→ Problem to work on
Starting at the line that contains "What data populates", restate each line word for word through the final line of the data, keeping both ends.

→ Information given
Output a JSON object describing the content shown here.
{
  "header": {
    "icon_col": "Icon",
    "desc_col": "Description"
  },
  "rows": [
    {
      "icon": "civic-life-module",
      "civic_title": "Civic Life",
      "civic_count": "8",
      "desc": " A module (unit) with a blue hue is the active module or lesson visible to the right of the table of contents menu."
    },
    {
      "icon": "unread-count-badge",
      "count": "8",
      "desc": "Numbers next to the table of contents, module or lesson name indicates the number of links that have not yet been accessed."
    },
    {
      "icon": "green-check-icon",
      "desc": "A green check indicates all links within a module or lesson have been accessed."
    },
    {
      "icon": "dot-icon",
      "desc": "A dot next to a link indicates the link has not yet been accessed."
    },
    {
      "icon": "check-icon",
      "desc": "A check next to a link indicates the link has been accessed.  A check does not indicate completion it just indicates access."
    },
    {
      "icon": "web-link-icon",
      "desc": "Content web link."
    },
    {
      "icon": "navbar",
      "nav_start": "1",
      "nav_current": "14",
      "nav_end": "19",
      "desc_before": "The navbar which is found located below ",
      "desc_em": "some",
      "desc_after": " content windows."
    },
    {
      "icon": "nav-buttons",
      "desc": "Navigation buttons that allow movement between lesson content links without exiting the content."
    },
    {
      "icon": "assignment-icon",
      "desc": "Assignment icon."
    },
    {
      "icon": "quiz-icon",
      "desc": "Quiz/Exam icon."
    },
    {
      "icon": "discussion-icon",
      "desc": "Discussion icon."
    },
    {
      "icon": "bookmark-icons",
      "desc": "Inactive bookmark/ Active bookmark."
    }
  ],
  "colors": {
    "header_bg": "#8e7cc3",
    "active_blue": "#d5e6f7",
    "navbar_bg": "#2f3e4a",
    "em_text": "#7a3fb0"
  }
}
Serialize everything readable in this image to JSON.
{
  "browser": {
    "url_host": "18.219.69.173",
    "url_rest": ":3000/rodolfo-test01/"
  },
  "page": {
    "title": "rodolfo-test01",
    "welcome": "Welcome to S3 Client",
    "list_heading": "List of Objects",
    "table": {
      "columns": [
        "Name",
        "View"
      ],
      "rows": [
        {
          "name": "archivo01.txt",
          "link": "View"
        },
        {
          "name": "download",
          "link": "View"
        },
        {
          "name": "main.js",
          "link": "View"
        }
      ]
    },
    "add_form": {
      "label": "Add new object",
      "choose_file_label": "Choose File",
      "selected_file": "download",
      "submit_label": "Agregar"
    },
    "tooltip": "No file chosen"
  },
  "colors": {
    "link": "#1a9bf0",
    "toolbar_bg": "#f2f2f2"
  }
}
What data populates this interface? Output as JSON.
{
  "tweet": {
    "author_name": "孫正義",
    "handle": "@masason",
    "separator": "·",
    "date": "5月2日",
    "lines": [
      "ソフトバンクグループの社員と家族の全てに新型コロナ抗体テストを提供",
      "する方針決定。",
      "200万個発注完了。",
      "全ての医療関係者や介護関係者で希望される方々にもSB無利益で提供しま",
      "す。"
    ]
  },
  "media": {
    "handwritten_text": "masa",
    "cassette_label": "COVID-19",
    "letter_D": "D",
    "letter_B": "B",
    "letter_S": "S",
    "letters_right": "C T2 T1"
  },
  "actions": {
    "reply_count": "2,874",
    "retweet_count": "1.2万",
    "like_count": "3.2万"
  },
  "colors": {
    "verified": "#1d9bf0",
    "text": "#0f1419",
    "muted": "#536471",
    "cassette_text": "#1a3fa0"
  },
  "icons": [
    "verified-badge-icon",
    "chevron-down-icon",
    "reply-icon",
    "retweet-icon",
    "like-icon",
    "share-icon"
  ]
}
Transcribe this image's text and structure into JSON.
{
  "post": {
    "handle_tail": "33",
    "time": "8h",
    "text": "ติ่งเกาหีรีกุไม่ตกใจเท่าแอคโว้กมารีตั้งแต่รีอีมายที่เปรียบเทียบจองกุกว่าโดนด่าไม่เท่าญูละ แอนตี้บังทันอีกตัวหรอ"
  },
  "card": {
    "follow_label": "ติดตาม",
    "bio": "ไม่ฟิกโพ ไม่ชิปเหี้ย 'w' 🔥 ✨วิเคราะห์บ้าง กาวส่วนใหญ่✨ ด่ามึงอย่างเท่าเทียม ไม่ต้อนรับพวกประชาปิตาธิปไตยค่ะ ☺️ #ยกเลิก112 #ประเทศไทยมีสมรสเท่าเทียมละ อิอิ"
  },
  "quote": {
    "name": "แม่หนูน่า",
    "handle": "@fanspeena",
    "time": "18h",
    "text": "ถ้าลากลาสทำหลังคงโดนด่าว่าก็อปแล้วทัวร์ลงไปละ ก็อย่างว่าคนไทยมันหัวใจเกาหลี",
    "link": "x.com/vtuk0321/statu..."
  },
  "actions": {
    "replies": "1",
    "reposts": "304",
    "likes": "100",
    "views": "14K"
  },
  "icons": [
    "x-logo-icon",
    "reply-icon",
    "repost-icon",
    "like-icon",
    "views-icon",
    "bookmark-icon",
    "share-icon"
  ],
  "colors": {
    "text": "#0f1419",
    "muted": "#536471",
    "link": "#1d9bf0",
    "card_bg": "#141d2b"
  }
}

→ Answer to this problem
What data populates this interface? Output as JSON.
{
  "tweet": {
    "author_name": "孫正義",
    "handle": "@masason",
    "separator": "·",
    "date": "5月2日",
    "lines": [
      "ソフトバンクグループの社員と家族の全てに新型コロナ抗体テストを提供",
      "する方針決定。",
      "200万個発注完了。",
      "全ての医療関係者や介護関係者で希望される方々にもSB無利益で提供しま",
      "す。"
    ]
  },
  "media": {
    "handwritten_text": "masa",
    "cassette_label": "COVID-19",
    "letter_D": "D",
    "letter_B": "B",
    "letter_S": "S",
    "letters_right": "C T2 T1"
  },
  "actions": {
    "reply_count": "2,874",
    "retweet_count": "1.2万",
    "like_count": "3.2万"
  },
  "colors": {
    "verified": "#1d9bf0",
    "text": "#0f1419",
    "muted": "#536471",
    "cassette_text": "#1a3fa0"
  },
  "icons": [
    "verified-badge-icon",
    "chevron-down-icon",
    "reply-icon",
    "retweet-icon",
    "like-icon",
    "share-icon"
  ]
}
Transcribe this image's text and structure into JSON.
{
  "post": {
    "handle_tail": "33",
    "time": "8h",
    "text": "ติ่งเกาหีรีกุไม่ตกใจเท่าแอคโว้กมารีตั้งแต่รีอีมายที่เปรียบเทียบจองกุกว่าโดนด่าไม่เท่าญูละ แอนตี้บังทันอีกตัวหรอ"
  },
  "card": {
    "follow_label": "ติดตาม",
    "bio": "ไม่ฟิกโพ ไม่ชิปเหี้ย 'w' 🔥 ✨วิเคราะห์บ้าง กาวส่วนใหญ่✨ ด่ามึงอย่างเท่าเทียม ไม่ต้อนรับพวกประชาปิตาธิปไตยค่ะ ☺️ #ยกเลิก112 #ประเทศไทยมีสมรสเท่าเทียมละ อิอิ"
  },
  "quote": {
    "name": "แม่หนูน่า",
    "handle": "@fanspeena",
    "time": "18h",
    "text": "ถ้าลากลาสทำหลังคงโดนด่าว่าก็อปแล้วทัวร์ลงไปละ ก็อย่างว่าคนไทยมันหัวใจเกาหลี",
    "link": "x.com/vtuk0321/statu..."
  },
  "actions": {
    "replies": "1",
    "reposts": "304",
    "likes": "100",
    "views": "14K"
  },
  "icons": [
    "x-logo-icon",
    "reply-icon",
    "repost-icon",
    "like-icon",
    "views-icon",
    "bookmark-icon",
    "share-icon"
  ],
  "colors": {
    "text": "#0f1419",
    "muted": "#536471",
    "link": "#1d9bf0",
    "card_bg": "#141d2b"
  }
}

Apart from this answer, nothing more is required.